• _PROMPT_: Find each line with the word "בתאונות" in it, then give the total alone.
----------
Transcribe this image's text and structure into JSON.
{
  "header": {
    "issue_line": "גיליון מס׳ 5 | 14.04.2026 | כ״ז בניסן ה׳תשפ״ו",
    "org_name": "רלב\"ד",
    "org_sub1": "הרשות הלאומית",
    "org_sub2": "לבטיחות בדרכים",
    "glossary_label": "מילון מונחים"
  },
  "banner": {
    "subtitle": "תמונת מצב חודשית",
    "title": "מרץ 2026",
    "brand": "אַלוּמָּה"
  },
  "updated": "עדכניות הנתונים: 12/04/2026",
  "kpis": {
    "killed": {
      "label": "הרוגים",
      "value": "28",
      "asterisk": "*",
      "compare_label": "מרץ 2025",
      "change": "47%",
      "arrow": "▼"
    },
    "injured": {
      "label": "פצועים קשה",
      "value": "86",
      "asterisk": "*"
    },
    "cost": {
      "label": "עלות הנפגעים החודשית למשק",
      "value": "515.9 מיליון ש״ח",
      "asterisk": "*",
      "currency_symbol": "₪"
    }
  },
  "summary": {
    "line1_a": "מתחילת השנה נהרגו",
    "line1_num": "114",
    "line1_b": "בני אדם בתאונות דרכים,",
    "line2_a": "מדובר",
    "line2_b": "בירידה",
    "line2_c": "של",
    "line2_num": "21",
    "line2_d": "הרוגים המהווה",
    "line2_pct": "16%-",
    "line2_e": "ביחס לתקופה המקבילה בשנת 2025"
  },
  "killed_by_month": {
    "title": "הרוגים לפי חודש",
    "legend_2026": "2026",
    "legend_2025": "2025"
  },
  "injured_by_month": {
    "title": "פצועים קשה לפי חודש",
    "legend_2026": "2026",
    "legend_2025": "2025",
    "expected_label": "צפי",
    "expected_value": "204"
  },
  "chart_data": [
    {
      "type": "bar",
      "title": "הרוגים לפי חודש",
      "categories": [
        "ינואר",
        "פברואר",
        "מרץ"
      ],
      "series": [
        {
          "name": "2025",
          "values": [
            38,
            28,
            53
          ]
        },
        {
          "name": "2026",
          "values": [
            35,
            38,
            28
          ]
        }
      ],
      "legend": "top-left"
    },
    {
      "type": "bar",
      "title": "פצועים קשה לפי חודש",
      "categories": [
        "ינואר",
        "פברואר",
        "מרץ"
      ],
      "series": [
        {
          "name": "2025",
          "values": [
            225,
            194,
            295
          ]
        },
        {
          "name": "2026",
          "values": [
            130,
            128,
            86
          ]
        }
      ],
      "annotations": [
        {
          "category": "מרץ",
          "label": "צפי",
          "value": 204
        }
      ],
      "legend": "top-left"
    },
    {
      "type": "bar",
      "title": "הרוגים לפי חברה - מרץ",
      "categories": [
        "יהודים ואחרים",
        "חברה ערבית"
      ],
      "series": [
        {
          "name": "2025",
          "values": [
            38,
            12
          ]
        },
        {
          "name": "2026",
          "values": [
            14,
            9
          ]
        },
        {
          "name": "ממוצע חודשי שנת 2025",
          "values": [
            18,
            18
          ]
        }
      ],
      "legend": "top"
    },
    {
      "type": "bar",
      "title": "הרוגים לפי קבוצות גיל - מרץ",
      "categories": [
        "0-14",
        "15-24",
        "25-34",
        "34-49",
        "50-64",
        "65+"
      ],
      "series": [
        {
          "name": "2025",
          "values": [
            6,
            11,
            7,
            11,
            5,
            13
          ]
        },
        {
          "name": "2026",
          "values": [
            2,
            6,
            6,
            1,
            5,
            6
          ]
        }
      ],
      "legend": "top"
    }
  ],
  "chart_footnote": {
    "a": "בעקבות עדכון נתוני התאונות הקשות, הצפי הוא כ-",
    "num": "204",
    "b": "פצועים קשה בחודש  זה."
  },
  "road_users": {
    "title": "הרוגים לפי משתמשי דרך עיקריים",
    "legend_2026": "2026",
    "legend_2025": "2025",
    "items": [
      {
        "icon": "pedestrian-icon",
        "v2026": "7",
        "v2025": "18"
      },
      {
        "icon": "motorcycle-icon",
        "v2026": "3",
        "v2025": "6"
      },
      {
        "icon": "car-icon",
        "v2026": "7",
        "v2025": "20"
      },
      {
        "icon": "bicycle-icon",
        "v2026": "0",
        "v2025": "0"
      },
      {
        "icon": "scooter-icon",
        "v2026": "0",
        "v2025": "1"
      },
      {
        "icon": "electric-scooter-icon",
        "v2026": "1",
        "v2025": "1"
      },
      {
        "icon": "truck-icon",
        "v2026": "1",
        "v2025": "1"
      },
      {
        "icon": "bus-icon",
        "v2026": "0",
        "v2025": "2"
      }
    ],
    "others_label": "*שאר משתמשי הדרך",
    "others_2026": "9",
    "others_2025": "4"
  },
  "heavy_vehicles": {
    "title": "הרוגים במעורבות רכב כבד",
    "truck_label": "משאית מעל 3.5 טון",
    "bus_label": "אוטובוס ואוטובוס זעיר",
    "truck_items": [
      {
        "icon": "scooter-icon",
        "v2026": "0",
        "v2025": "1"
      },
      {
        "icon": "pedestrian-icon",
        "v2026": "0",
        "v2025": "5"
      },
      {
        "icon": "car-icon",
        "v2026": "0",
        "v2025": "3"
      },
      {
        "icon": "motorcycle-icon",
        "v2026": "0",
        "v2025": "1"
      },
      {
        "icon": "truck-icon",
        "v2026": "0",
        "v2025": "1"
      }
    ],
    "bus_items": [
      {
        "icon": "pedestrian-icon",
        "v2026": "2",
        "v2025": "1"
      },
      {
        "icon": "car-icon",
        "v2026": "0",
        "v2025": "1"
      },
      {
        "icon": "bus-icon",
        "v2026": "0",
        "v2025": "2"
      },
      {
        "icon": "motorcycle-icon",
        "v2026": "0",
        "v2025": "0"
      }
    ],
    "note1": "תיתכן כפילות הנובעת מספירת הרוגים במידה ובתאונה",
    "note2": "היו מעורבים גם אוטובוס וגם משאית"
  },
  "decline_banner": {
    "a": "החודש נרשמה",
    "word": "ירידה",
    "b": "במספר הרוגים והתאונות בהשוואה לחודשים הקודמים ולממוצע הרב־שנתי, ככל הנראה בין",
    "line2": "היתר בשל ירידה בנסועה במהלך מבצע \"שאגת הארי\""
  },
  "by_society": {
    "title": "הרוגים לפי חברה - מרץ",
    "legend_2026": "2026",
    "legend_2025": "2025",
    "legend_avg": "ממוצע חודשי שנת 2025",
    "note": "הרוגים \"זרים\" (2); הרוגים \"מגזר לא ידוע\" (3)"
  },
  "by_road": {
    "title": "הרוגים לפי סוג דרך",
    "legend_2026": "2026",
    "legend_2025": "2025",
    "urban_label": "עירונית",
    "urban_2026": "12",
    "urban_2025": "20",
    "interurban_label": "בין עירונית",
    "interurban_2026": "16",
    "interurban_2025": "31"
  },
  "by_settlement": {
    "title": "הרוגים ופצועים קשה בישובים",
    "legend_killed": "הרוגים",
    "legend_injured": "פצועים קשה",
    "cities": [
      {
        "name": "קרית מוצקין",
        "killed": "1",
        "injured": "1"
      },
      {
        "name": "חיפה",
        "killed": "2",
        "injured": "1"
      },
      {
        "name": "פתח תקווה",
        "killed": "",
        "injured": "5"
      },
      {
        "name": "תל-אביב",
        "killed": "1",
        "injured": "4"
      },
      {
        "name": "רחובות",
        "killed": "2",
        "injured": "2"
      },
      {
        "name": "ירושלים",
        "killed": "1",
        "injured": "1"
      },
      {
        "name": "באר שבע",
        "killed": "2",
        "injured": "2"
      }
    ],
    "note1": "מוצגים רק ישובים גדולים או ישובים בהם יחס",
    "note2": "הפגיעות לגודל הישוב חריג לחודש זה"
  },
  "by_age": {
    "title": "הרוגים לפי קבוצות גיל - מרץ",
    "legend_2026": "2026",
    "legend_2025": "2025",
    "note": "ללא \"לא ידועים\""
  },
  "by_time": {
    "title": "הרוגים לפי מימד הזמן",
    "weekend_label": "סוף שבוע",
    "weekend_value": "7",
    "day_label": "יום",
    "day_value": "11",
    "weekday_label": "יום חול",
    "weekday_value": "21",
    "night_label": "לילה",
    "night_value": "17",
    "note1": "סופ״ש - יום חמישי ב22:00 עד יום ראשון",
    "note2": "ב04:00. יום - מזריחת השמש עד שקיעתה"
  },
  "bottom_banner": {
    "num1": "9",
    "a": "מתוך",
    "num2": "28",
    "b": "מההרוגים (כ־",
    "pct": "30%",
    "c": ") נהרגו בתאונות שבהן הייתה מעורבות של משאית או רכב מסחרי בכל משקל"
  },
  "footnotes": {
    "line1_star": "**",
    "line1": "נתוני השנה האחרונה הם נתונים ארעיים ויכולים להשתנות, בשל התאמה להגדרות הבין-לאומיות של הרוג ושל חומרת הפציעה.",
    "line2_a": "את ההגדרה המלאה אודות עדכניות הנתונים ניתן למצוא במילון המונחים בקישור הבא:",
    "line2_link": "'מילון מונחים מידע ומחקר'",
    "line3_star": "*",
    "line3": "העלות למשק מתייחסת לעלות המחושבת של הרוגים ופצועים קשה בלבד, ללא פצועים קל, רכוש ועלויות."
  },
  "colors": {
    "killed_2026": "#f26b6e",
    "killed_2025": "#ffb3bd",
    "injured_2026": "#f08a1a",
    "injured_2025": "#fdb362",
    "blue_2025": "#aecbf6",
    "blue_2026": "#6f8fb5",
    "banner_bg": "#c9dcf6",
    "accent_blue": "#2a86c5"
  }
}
----------
• _THE OUTPUT_: 2